━━━━━ LISTING

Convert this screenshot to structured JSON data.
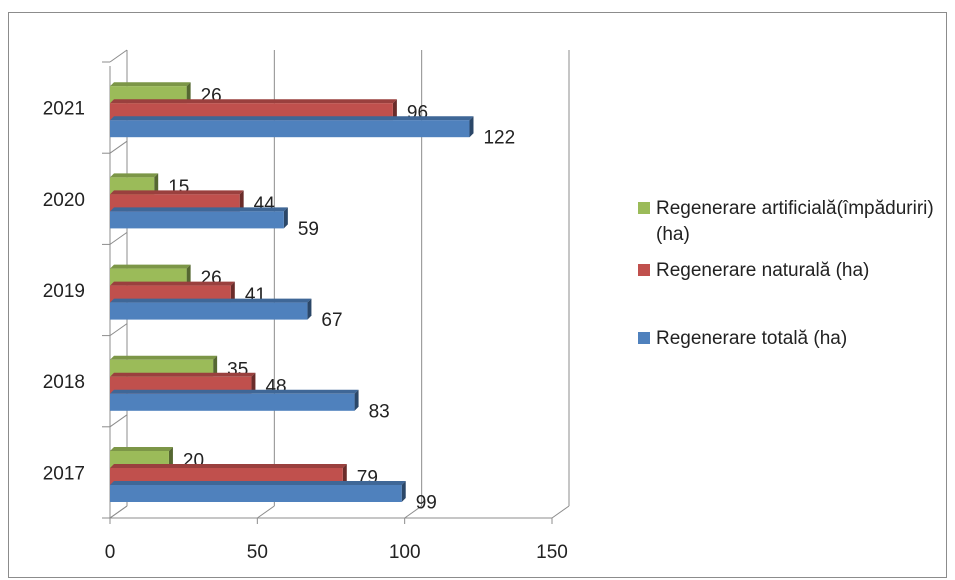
{
  "chart_data": {
    "type": "bar",
    "orientation": "horizontal",
    "style": "3d",
    "categories": [
      "2017",
      "2018",
      "2019",
      "2020",
      "2021"
    ],
    "series": [
      {
        "name": "Regenerare totală (ha)",
        "color": "#4f81bd",
        "values": [
          99,
          83,
          67,
          59,
          122
        ]
      },
      {
        "name": "Regenerare naturală (ha)",
        "color": "#c0504d",
        "values": [
          79,
          48,
          41,
          44,
          96
        ]
      },
      {
        "name": "Regenerare artificială(împăduriri) (ha)",
        "color": "#9bbb59",
        "values": [
          20,
          35,
          26,
          15,
          26
        ]
      }
    ],
    "xlim": [
      0,
      150
    ],
    "xticks": [
      "0",
      "50",
      "100",
      "150"
    ],
    "grid": true,
    "legend_position": "right",
    "data_labels": true
  },
  "legend": {
    "items": [
      {
        "label": "Regenerare artificială(împăduriri) (ha)",
        "color": "#9bbb59"
      },
      {
        "label": "Regenerare naturală (ha)",
        "color": "#c0504d"
      },
      {
        "label": "Regenerare totală (ha)",
        "color": "#4f81bd"
      }
    ]
  }
}
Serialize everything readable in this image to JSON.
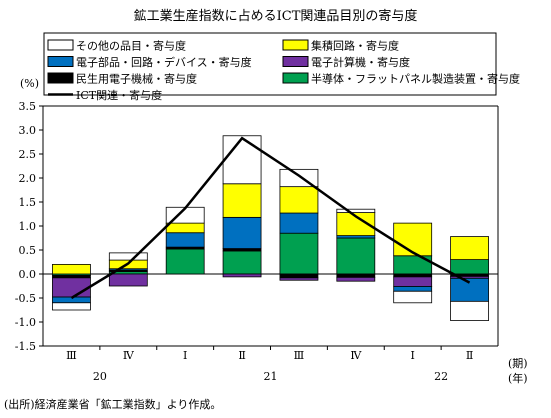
{
  "chart_data": {
    "type": "bar",
    "stacked": true,
    "title": "鉱工業生産指数に占めるICT関連品目別の寄与度",
    "ylabel": "(%)",
    "xlabel_unit": [
      "(期)",
      "(年)"
    ],
    "ylim": [
      -1.5,
      3.5
    ],
    "y_ticks": [
      3.5,
      3.0,
      2.5,
      2.0,
      1.5,
      1.0,
      0.5,
      0.0,
      -0.5,
      -1.0,
      -1.5
    ],
    "y_tick_labels": [
      "3.5",
      "3.0",
      "2.5",
      "2.0",
      "1.5",
      "1.0",
      "0.5",
      "0.0",
      "-0.5",
      "-1.0",
      "-1.5"
    ],
    "categories": [
      "Ⅲ",
      "Ⅳ",
      "Ⅰ",
      "Ⅱ",
      "Ⅲ",
      "Ⅳ",
      "Ⅰ",
      "Ⅱ"
    ],
    "year_labels": [
      {
        "label": "20",
        "first": 0,
        "last": 1
      },
      {
        "label": "21",
        "first": 2,
        "last": 5
      },
      {
        "label": "22",
        "first": 6,
        "last": 7
      }
    ],
    "grid": false,
    "legend_position": "top",
    "series": [
      {
        "name": "半導体・フラットパネル製造装置・寄与度",
        "color": "#00a050",
        "values": [
          -0.03,
          0.05,
          0.52,
          0.48,
          0.85,
          0.75,
          0.38,
          0.3
        ]
      },
      {
        "name": "民生用電子機械・寄与度",
        "color": "#000000",
        "values": [
          -0.05,
          0.03,
          0.04,
          0.05,
          -0.08,
          -0.07,
          -0.06,
          -0.05
        ]
      },
      {
        "name": "電子計算機・寄与度",
        "color": "#7030a0",
        "values": [
          -0.4,
          -0.25,
          0.0,
          -0.06,
          -0.05,
          -0.08,
          -0.2,
          -0.04
        ]
      },
      {
        "name": "電子部品・回路・デバイス・寄与度",
        "color": "#0070c0",
        "values": [
          -0.12,
          0.03,
          0.3,
          0.65,
          0.42,
          0.05,
          -0.1,
          -0.48
        ]
      },
      {
        "name": "集積回路・寄与度",
        "color": "#ffff00",
        "values": [
          0.2,
          0.18,
          0.2,
          0.7,
          0.55,
          0.48,
          0.68,
          0.48
        ]
      },
      {
        "name": "その他の品目・寄与度",
        "color": "#ffffff",
        "values": [
          -0.15,
          0.15,
          0.33,
          1.0,
          0.36,
          0.07,
          -0.24,
          -0.4
        ]
      }
    ],
    "line": {
      "name": "ICT関連・寄与度",
      "color": "#000000",
      "values": [
        -0.5,
        0.22,
        1.37,
        2.83,
        2.05,
        1.2,
        0.45,
        -0.18
      ]
    },
    "legend": [
      {
        "name": "その他の品目・寄与度",
        "color": "#ffffff",
        "kind": "box"
      },
      {
        "name": "集積回路・寄与度",
        "color": "#ffff00",
        "kind": "box"
      },
      {
        "name": "電子部品・回路・デバイス・寄与度",
        "color": "#0070c0",
        "kind": "box"
      },
      {
        "name": "電子計算機・寄与度",
        "color": "#7030a0",
        "kind": "box"
      },
      {
        "name": "民生用電子機械・寄与度",
        "color": "#000000",
        "kind": "box"
      },
      {
        "name": "半導体・フラットパネル製造装置・寄与度",
        "color": "#00a050",
        "kind": "box"
      },
      {
        "name": "ICT関連・寄与度",
        "color": "#000000",
        "kind": "line"
      }
    ]
  },
  "source_note": "(出所)経済産業省「鉱工業指数」より作成。"
}
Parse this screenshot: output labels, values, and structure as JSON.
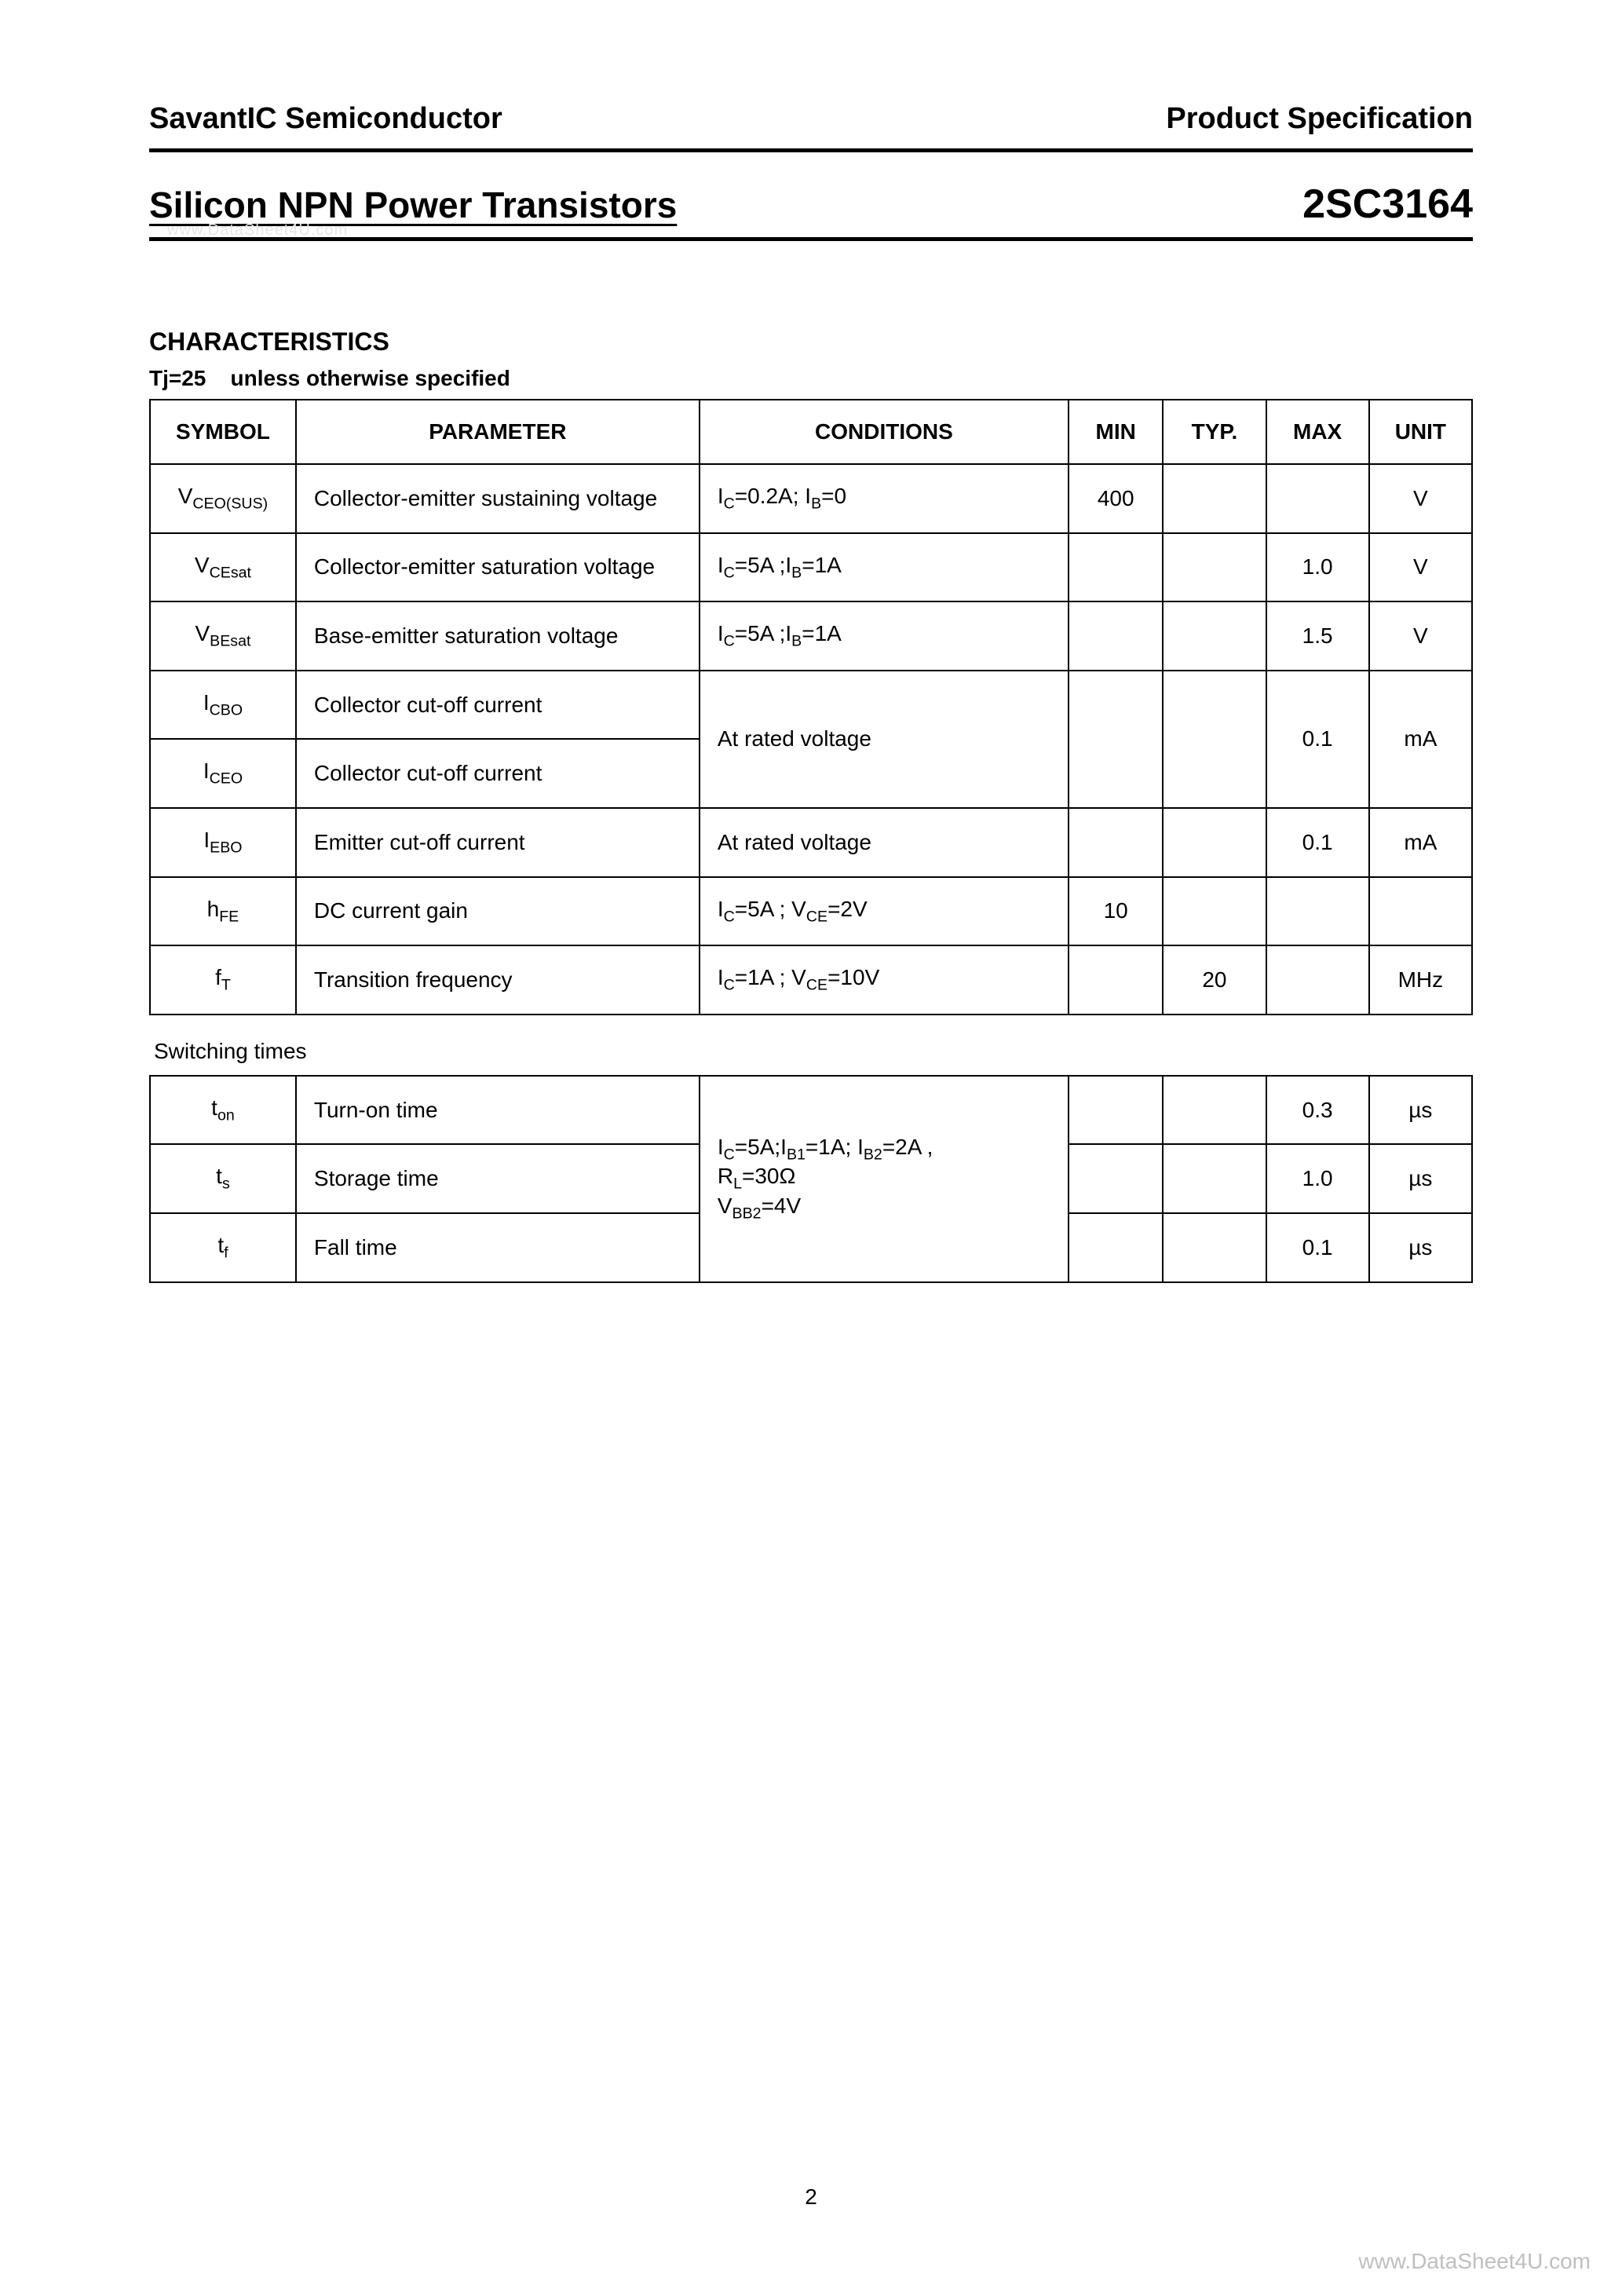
{
  "header": {
    "company": "SavantIC Semiconductor",
    "spec_label": "Product Specification"
  },
  "title": {
    "left": "Silicon NPN Power Transistors",
    "right": "2SC3164"
  },
  "watermark_top": "www.DataSheet4U.com",
  "section": {
    "heading": "CHARACTERISTICS",
    "tj_label": "Tj=25",
    "tj_note": "unless otherwise specified"
  },
  "table_headers": {
    "symbol": "SYMBOL",
    "parameter": "PARAMETER",
    "conditions": "CONDITIONS",
    "min": "MIN",
    "typ": "TYP.",
    "max": "MAX",
    "unit": "UNIT"
  },
  "rows": [
    {
      "symbol_html": "V<sub>CEO(SUS)</sub>",
      "parameter": "Collector-emitter sustaining voltage",
      "conditions_html": "I<sub>C</sub>=0.2A; I<sub>B</sub>=0",
      "min": "400",
      "typ": "",
      "max": "",
      "unit": "V"
    },
    {
      "symbol_html": "V<sub>CEsat</sub>",
      "parameter": "Collector-emitter saturation voltage",
      "conditions_html": "I<sub>C</sub>=5A ;I<sub>B</sub>=1A",
      "min": "",
      "typ": "",
      "max": "1.0",
      "unit": "V"
    },
    {
      "symbol_html": "V<sub>BEsat</sub>",
      "parameter": "Base-emitter saturation voltage",
      "conditions_html": "I<sub>C</sub>=5A ;I<sub>B</sub>=1A",
      "min": "",
      "typ": "",
      "max": "1.5",
      "unit": "V"
    },
    {
      "symbol_html": "I<sub>CBO</sub>",
      "parameter": "Collector cut-off current",
      "conditions_html": "At rated voltage",
      "min": "",
      "typ": "",
      "max": "0.1",
      "unit": "mA",
      "merge_down_cond": true
    },
    {
      "symbol_html": "I<sub>CEO</sub>",
      "parameter": "Collector cut-off current",
      "conditions_html": "",
      "min": "",
      "typ": "",
      "max": "",
      "unit": "",
      "merged": true
    },
    {
      "symbol_html": "I<sub>EBO</sub>",
      "parameter": "Emitter cut-off current",
      "conditions_html": "At rated voltage",
      "min": "",
      "typ": "",
      "max": "0.1",
      "unit": "mA"
    },
    {
      "symbol_html": "h<sub>FE</sub>",
      "parameter": "DC current gain",
      "conditions_html": "I<sub>C</sub>=5A ; V<sub>CE</sub>=2V",
      "min": "10",
      "typ": "",
      "max": "",
      "unit": ""
    },
    {
      "symbol_html": "f<sub>T</sub>",
      "parameter": "Transition frequency",
      "conditions_html": "I<sub>C</sub>=1A ; V<sub>CE</sub>=10V",
      "min": "",
      "typ": "20",
      "max": "",
      "unit": "MHz"
    }
  ],
  "switching_label": "Switching times",
  "switch_rows": [
    {
      "symbol_html": "t<sub>on</sub>",
      "parameter": "Turn-on time",
      "max": "0.3",
      "unit": "µs"
    },
    {
      "symbol_html": "t<sub>s</sub>",
      "parameter": "Storage time",
      "max": "1.0",
      "unit": "µs"
    },
    {
      "symbol_html": "t<sub>f</sub>",
      "parameter": "Fall time",
      "max": "0.1",
      "unit": "µs"
    }
  ],
  "switch_conditions_html": "I<sub>C</sub>=5A;I<sub>B1</sub>=1A; I<sub>B2</sub>=2A ,<br>R<sub>L</sub>=30Ω<br>V<sub>BB2</sub>=4V",
  "page_number": "2",
  "footer_link": "www.DataSheet4U.com",
  "colors": {
    "text": "#000000",
    "background": "#ffffff",
    "border": "#000000",
    "watermark": "#e6e6e6",
    "footer": "#bfbfbf"
  }
}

━━━━━━━━━━

Gather up every line in the data above that contains the word "this", copying each one.

Convert this screenshot to structured JSON data.
Serialize everything readable in this image to JSON.
Parse this screenshot: output labels, values, and structure as JSON.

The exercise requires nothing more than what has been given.